### Extracted information:

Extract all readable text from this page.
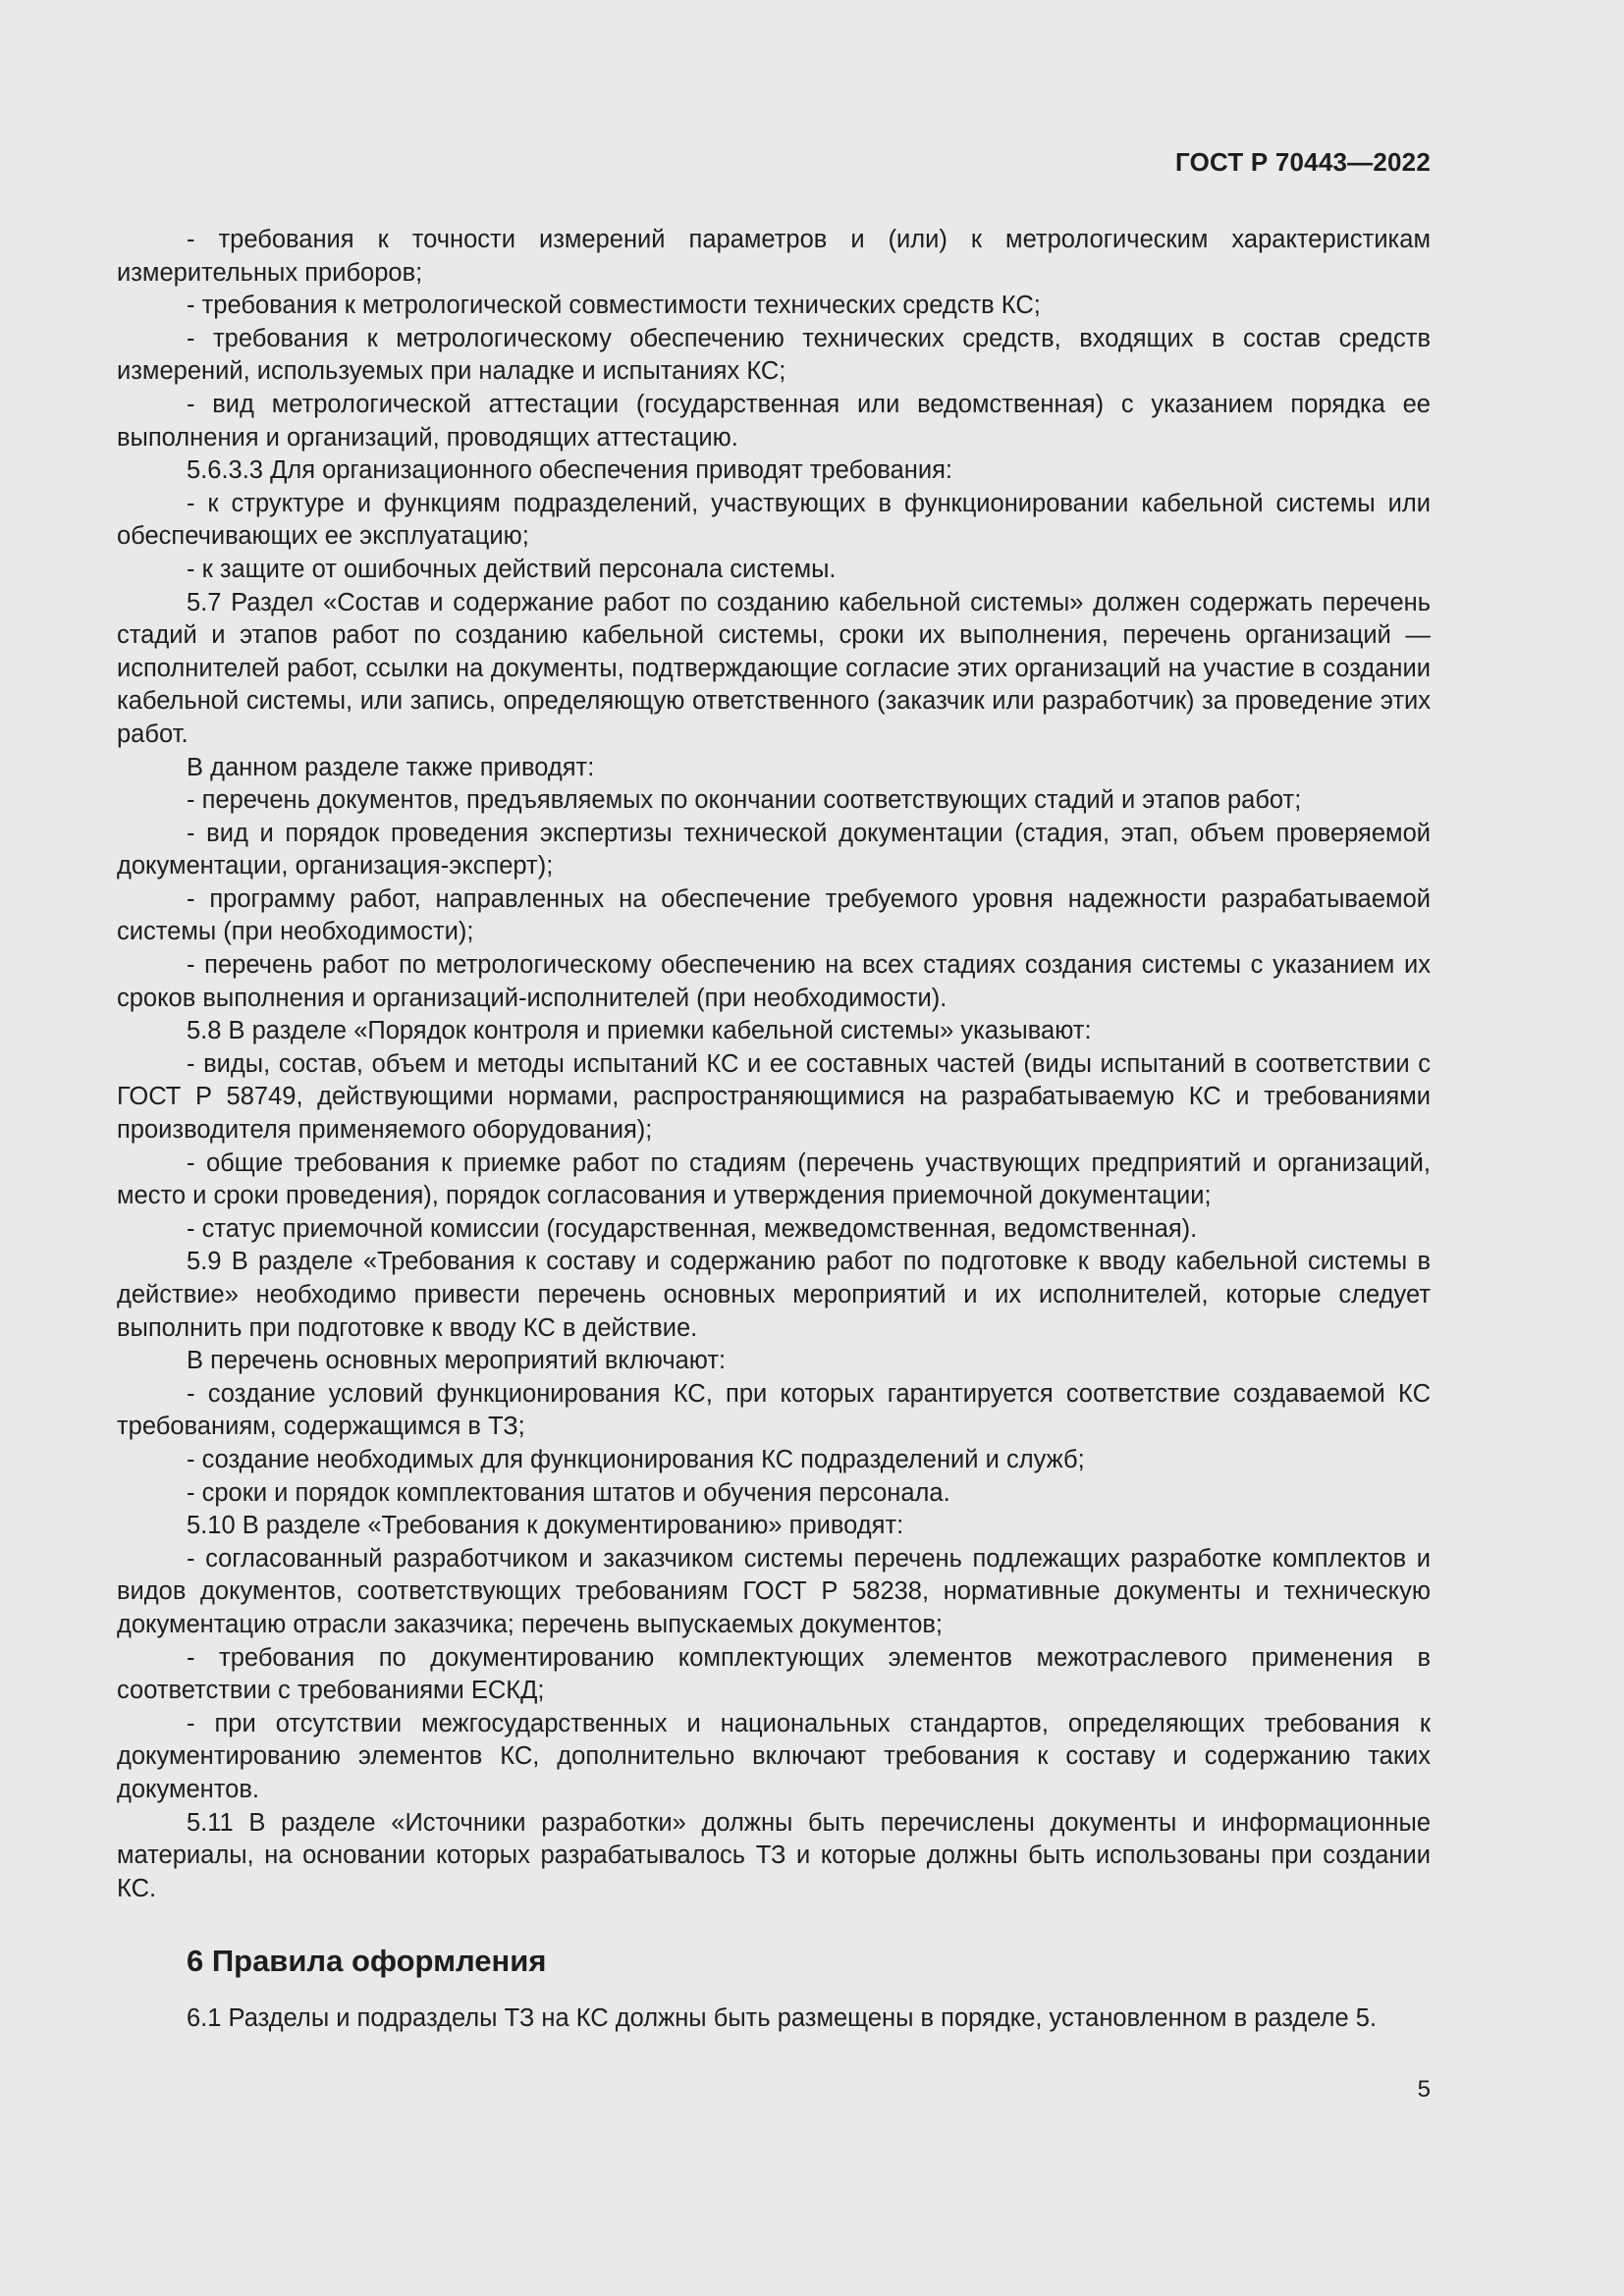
ГОСТ Р 70443—2022

- требования к точности измерений параметров и (или) к метрологическим характеристикам измерительных приборов;

- требования к метрологической совместимости технических средств КС;

- требования к метрологическому обеспечению технических средств, входящих в состав средств измерений, используемых при наладке и испытаниях КС;

- вид метрологической аттестации (государственная или ведомственная) с указанием порядка ее выполнения и организаций, проводящих аттестацию.

5.6.3.3 Для организационного обеспечения приводят требования:

- к структуре и функциям подразделений, участвующих в функционировании кабельной системы или обеспечивающих ее эксплуатацию;

- к защите от ошибочных действий персонала системы.

5.7 Раздел «Состав и содержание работ по созданию кабельной системы» должен содержать перечень стадий и этапов работ по созданию кабельной системы, сроки их выполнения, перечень организаций — исполнителей работ, ссылки на документы, подтверждающие согласие этих организаций на участие в создании кабельной системы, или запись, определяющую ответственного (заказчик или разработчик) за проведение этих работ.

В данном разделе также приводят:

- перечень документов, предъявляемых по окончании соответствующих стадий и этапов работ;

- вид и порядок проведения экспертизы технической документации (стадия, этап, объем проверяемой документации, организация-эксперт);

- программу работ, направленных на обеспечение требуемого уровня надежности разрабатываемой системы (при необходимости);

- перечень работ по метрологическому обеспечению на всех стадиях создания системы с указанием их сроков выполнения и организаций-исполнителей (при необходимости).

5.8 В разделе «Порядок контроля и приемки кабельной системы» указывают:

- виды, состав, объем и методы испытаний КС и ее составных частей (виды испытаний в соответствии с ГОСТ Р 58749, действующими нормами, распространяющимися на разрабатываемую КС и требованиями производителя применяемого оборудования);

- общие требования к приемке работ по стадиям (перечень участвующих предприятий и организаций, место и сроки проведения), порядок согласования и утверждения приемочной документации;

- статус приемочной комиссии (государственная, межведомственная, ведомственная).

5.9 В разделе «Требования к составу и содержанию работ по подготовке к вводу кабельной системы в действие» необходимо привести перечень основных мероприятий и их исполнителей, которые следует выполнить при подготовке к вводу КС в действие.

В перечень основных мероприятий включают:

- создание условий функционирования КС, при которых гарантируется соответствие создаваемой КС требованиям, содержащимся в ТЗ;

- создание необходимых для функционирования КС подразделений и служб;

- сроки и порядок комплектования штатов и обучения персонала.

5.10 В разделе «Требования к документированию» приводят:

- согласованный разработчиком и заказчиком системы перечень подлежащих разработке комплектов и видов документов, соответствующих требованиям ГОСТ Р 58238, нормативные документы и техническую документацию отрасли заказчика; перечень выпускаемых документов;

- требования по документированию комплектующих элементов межотраслевого применения в соответствии с требованиями ЕСКД;

- при отсутствии межгосударственных и национальных стандартов, определяющих требования к документированию элементов КС, дополнительно включают требования к составу и содержанию таких документов.

5.11 В разделе «Источники разработки» должны быть перечислены документы и информационные материалы, на основании которых разрабатывалось ТЗ и которые должны быть использованы при создании КС.

6 Правила оформления

6.1 Разделы и подразделы ТЗ на КС должны быть размещены в порядке, установленном в разделе 5.

5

### Work instructions:
Which lines contain "должны"? Copy each of them.

### Exercise answer:
5.11 В разделе «Источники разработки» должны быть перечислены документы и информационные материалы, на основании которых разрабатывалось ТЗ и которые должны быть использованы при создании КС.
6.1 Разделы и подразделы ТЗ на КС должны быть размещены в порядке, установленном в разделе 5.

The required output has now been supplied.